## Directions for this task
Can you write out all of the material below, word for word?

--- The input ---

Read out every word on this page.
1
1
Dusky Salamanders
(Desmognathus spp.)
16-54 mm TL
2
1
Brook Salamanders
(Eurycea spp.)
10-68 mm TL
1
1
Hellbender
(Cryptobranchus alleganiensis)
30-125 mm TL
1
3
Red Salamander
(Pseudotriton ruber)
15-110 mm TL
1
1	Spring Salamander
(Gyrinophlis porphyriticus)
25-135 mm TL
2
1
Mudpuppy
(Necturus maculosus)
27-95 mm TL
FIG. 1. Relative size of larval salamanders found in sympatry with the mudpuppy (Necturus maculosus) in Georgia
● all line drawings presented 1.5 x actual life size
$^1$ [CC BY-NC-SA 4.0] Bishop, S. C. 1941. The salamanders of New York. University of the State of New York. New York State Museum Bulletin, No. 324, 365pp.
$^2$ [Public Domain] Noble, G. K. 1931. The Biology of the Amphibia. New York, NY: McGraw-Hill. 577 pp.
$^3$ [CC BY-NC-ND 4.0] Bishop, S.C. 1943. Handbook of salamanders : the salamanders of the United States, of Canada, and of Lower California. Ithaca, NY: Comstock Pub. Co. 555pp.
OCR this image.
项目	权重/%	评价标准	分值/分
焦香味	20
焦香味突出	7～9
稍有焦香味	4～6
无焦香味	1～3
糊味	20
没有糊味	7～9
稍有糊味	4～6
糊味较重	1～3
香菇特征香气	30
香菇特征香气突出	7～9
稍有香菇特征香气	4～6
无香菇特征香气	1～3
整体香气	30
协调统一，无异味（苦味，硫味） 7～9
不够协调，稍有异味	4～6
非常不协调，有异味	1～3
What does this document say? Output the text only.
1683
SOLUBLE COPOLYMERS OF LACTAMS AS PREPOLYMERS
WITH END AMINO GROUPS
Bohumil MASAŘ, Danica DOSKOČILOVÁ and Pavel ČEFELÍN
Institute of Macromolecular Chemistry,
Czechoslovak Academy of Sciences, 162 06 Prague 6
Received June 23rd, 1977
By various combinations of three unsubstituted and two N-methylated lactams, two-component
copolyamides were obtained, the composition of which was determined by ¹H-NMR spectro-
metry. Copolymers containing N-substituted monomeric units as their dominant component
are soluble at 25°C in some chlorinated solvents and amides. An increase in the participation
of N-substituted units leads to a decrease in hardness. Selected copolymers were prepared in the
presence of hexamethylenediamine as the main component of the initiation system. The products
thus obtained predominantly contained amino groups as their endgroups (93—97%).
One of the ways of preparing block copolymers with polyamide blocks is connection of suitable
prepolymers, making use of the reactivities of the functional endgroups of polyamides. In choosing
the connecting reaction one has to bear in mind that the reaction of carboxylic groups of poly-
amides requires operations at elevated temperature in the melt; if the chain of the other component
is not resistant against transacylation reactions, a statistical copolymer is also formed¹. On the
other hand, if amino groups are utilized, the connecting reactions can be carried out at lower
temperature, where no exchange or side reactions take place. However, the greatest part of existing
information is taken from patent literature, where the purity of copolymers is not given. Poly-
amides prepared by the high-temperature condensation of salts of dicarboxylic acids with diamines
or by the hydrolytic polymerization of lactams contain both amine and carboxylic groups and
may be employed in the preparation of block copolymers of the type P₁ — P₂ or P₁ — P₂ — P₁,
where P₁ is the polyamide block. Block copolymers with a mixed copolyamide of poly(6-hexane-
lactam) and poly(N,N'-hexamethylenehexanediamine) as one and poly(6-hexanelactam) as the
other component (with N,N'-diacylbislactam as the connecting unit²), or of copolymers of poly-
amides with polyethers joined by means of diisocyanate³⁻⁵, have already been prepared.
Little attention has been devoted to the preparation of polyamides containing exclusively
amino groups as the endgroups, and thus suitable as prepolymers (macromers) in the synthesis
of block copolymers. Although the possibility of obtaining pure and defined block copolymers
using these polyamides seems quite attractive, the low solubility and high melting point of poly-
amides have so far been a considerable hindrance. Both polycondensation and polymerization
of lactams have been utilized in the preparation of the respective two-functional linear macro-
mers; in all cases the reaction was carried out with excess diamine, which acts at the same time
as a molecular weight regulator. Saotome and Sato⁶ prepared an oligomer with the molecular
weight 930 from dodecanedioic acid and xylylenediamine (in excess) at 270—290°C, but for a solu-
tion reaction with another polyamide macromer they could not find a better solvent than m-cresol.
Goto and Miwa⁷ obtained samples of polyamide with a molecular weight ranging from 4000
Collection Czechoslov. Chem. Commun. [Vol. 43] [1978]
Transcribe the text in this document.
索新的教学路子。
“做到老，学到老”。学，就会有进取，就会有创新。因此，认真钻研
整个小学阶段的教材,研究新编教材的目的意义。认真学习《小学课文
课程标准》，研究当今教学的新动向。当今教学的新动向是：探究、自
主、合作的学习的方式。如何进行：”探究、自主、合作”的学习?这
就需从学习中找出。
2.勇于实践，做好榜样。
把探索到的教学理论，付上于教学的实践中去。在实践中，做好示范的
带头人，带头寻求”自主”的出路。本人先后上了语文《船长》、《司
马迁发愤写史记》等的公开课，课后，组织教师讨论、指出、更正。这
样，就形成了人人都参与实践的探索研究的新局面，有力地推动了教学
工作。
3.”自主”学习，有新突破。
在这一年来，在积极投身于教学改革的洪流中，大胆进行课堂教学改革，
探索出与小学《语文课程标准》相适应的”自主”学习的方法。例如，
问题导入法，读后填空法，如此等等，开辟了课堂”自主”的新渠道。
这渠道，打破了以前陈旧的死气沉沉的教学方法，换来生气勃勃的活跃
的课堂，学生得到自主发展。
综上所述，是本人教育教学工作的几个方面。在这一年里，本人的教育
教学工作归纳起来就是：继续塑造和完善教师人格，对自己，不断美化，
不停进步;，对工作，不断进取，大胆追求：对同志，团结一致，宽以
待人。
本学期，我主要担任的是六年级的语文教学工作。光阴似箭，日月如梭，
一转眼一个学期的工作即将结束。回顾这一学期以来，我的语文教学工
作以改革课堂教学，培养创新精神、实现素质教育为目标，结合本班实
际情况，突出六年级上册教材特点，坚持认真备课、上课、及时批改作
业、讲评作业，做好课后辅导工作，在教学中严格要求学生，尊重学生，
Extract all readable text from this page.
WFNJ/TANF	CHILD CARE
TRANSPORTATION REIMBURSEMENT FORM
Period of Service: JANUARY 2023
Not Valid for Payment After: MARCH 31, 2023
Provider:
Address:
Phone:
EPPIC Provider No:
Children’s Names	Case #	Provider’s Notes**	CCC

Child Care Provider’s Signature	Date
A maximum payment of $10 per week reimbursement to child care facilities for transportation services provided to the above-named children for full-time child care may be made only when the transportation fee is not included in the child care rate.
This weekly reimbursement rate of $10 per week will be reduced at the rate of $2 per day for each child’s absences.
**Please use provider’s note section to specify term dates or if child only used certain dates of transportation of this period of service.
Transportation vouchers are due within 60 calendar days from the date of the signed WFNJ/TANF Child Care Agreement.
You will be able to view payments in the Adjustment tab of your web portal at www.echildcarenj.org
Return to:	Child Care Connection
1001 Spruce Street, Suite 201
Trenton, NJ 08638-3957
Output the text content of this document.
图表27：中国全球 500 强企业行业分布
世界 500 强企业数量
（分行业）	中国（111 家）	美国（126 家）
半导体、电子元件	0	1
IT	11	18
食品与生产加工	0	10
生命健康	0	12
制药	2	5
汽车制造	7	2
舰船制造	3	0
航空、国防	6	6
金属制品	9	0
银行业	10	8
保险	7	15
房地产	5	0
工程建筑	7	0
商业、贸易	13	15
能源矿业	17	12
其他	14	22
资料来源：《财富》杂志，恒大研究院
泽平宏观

---

## Solution to the exercise
Read out every word on this page.
1
1
Dusky Salamanders
(Desmognathus spp.)
16-54 mm TL
2
1
Brook Salamanders
(Eurycea spp.)
10-68 mm TL
1
1
Hellbender
(Cryptobranchus alleganiensis)
30-125 mm TL
1
3
Red Salamander
(Pseudotriton ruber)
15-110 mm TL
1
1	Spring Salamander
(Gyrinophlis porphyriticus)
25-135 mm TL
2
1
Mudpuppy
(Necturus maculosus)
27-95 mm TL
FIG. 1. Relative size of larval salamanders found in sympatry with the mudpuppy (Necturus maculosus) in Georgia
● all line drawings presented 1.5 x actual life size
$^1$ [CC BY-NC-SA 4.0] Bishop, S. C. 1941. The salamanders of New York. University of the State of New York. New York State Museum Bulletin, No. 324, 365pp.
$^2$ [Public Domain] Noble, G. K. 1931. The Biology of the Amphibia. New York, NY: McGraw-Hill. 577 pp.
$^3$ [CC BY-NC-ND 4.0] Bishop, S.C. 1943. Handbook of salamanders : the salamanders of the United States, of Canada, and of Lower California. Ithaca, NY: Comstock Pub. Co. 555pp.
OCR this image.
项目	权重/%	评价标准	分值/分
焦香味	20
焦香味突出	7～9
稍有焦香味	4～6
无焦香味	1～3
糊味	20
没有糊味	7～9
稍有糊味	4～6
糊味较重	1～3
香菇特征香气	30
香菇特征香气突出	7～9
稍有香菇特征香气	4～6
无香菇特征香气	1～3
整体香气	30
协调统一，无异味（苦味，硫味） 7～9
不够协调，稍有异味	4～6
非常不协调，有异味	1～3
What does this document say? Output the text only.
1683
SOLUBLE COPOLYMERS OF LACTAMS AS PREPOLYMERS
WITH END AMINO GROUPS
Bohumil MASAŘ, Danica DOSKOČILOVÁ and Pavel ČEFELÍN
Institute of Macromolecular Chemistry,
Czechoslovak Academy of Sciences, 162 06 Prague 6
Received June 23rd, 1977
By various combinations of three unsubstituted and two N-methylated lactams, two-component
copolyamides were obtained, the composition of which was determined by ¹H-NMR spectro-
metry. Copolymers containing N-substituted monomeric units as their dominant component
are soluble at 25°C in some chlorinated solvents and amides. An increase in the participation
of N-substituted units leads to a decrease in hardness. Selected copolymers were prepared in the
presence of hexamethylenediamine as the main component of the initiation system. The products
thus obtained predominantly contained amino groups as their endgroups (93—97%).
One of the ways of preparing block copolymers with polyamide blocks is connection of suitable
prepolymers, making use of the reactivities of the functional endgroups of polyamides. In choosing
the connecting reaction one has to bear in mind that the reaction of carboxylic groups of poly-
amides requires operations at elevated temperature in the melt; if the chain of the other component
is not resistant against transacylation reactions, a statistical copolymer is also formed¹. On the
other hand, if amino groups are utilized, the connecting reactions can be carried out at lower
temperature, where no exchange or side reactions take place. However, the greatest part of existing
information is taken from patent literature, where the purity of copolymers is not given. Poly-
amides prepared by the high-temperature condensation of salts of dicarboxylic acids with diamines
or by the hydrolytic polymerization of lactams contain both amine and carboxylic groups and
may be employed in the preparation of block copolymers of the type P₁ — P₂ or P₁ — P₂ — P₁,
where P₁ is the polyamide block. Block copolymers with a mixed copolyamide of poly(6-hexane-
lactam) and poly(N,N'-hexamethylenehexanediamine) as one and poly(6-hexanelactam) as the
other component (with N,N'-diacylbislactam as the connecting unit²), or of copolymers of poly-
amides with polyethers joined by means of diisocyanate³⁻⁵, have already been prepared.
Little attention has been devoted to the preparation of polyamides containing exclusively
amino groups as the endgroups, and thus suitable as prepolymers (macromers) in the synthesis
of block copolymers. Although the possibility of obtaining pure and defined block copolymers
using these polyamides seems quite attractive, the low solubility and high melting point of poly-
amides have so far been a considerable hindrance. Both polycondensation and polymerization
of lactams have been utilized in the preparation of the respective two-functional linear macro-
mers; in all cases the reaction was carried out with excess diamine, which acts at the same time
as a molecular weight regulator. Saotome and Sato⁶ prepared an oligomer with the molecular
weight 930 from dodecanedioic acid and xylylenediamine (in excess) at 270—290°C, but for a solu-
tion reaction with another polyamide macromer they could not find a better solvent than m-cresol.
Goto and Miwa⁷ obtained samples of polyamide with a molecular weight ranging from 4000
Collection Czechoslov. Chem. Commun. [Vol. 43] [1978]
Transcribe the text in this document.
索新的教学路子。
“做到老，学到老”。学，就会有进取，就会有创新。因此，认真钻研
整个小学阶段的教材,研究新编教材的目的意义。认真学习《小学课文
课程标准》，研究当今教学的新动向。当今教学的新动向是：探究、自
主、合作的学习的方式。如何进行：”探究、自主、合作”的学习?这
就需从学习中找出。
2.勇于实践，做好榜样。
把探索到的教学理论，付上于教学的实践中去。在实践中，做好示范的
带头人，带头寻求”自主”的出路。本人先后上了语文《船长》、《司
马迁发愤写史记》等的公开课，课后，组织教师讨论、指出、更正。这
样，就形成了人人都参与实践的探索研究的新局面，有力地推动了教学
工作。
3.”自主”学习，有新突破。
在这一年来，在积极投身于教学改革的洪流中，大胆进行课堂教学改革，
探索出与小学《语文课程标准》相适应的”自主”学习的方法。例如，
问题导入法，读后填空法，如此等等，开辟了课堂”自主”的新渠道。
这渠道，打破了以前陈旧的死气沉沉的教学方法，换来生气勃勃的活跃
的课堂，学生得到自主发展。
综上所述，是本人教育教学工作的几个方面。在这一年里，本人的教育
教学工作归纳起来就是：继续塑造和完善教师人格，对自己，不断美化，
不停进步;，对工作，不断进取，大胆追求：对同志，团结一致，宽以
待人。
本学期，我主要担任的是六年级的语文教学工作。光阴似箭，日月如梭，
一转眼一个学期的工作即将结束。回顾这一学期以来，我的语文教学工
作以改革课堂教学，培养创新精神、实现素质教育为目标，结合本班实
际情况，突出六年级上册教材特点，坚持认真备课、上课、及时批改作
业、讲评作业，做好课后辅导工作，在教学中严格要求学生，尊重学生，
Extract all readable text from this page.
WFNJ/TANF	CHILD CARE
TRANSPORTATION REIMBURSEMENT FORM
Period of Service: JANUARY 2023
Not Valid for Payment After: MARCH 31, 2023
Provider:
Address:
Phone:
EPPIC Provider No:
Children’s Names	Case #	Provider’s Notes**	CCC

Child Care Provider’s Signature	Date
A maximum payment of $10 per week reimbursement to child care facilities for transportation services provided to the above-named children for full-time child care may be made only when the transportation fee is not included in the child care rate.
This weekly reimbursement rate of $10 per week will be reduced at the rate of $2 per day for each child’s absences.
**Please use provider’s note section to specify term dates or if child only used certain dates of transportation of this period of service.
Transportation vouchers are due within 60 calendar days from the date of the signed WFNJ/TANF Child Care Agreement.
You will be able to view payments in the Adjustment tab of your web portal at www.echildcarenj.org
Return to:	Child Care Connection
1001 Spruce Street, Suite 201
Trenton, NJ 08638-3957
Output the text content of this document.
图表27：中国全球 500 强企业行业分布
世界 500 强企业数量
（分行业）	中国（111 家）	美国（126 家）
半导体、电子元件	0	1
IT	11	18
食品与生产加工	0	10
生命健康	0	12
制药	2	5
汽车制造	7	2
舰船制造	3	0
航空、国防	6	6
金属制品	9	0
银行业	10	8
保险	7	15
房地产	5	0
工程建筑	7	0
商业、贸易	13	15
能源矿业	17	12
其他	14	22
资料来源：《财富》杂志，恒大研究院
泽平宏观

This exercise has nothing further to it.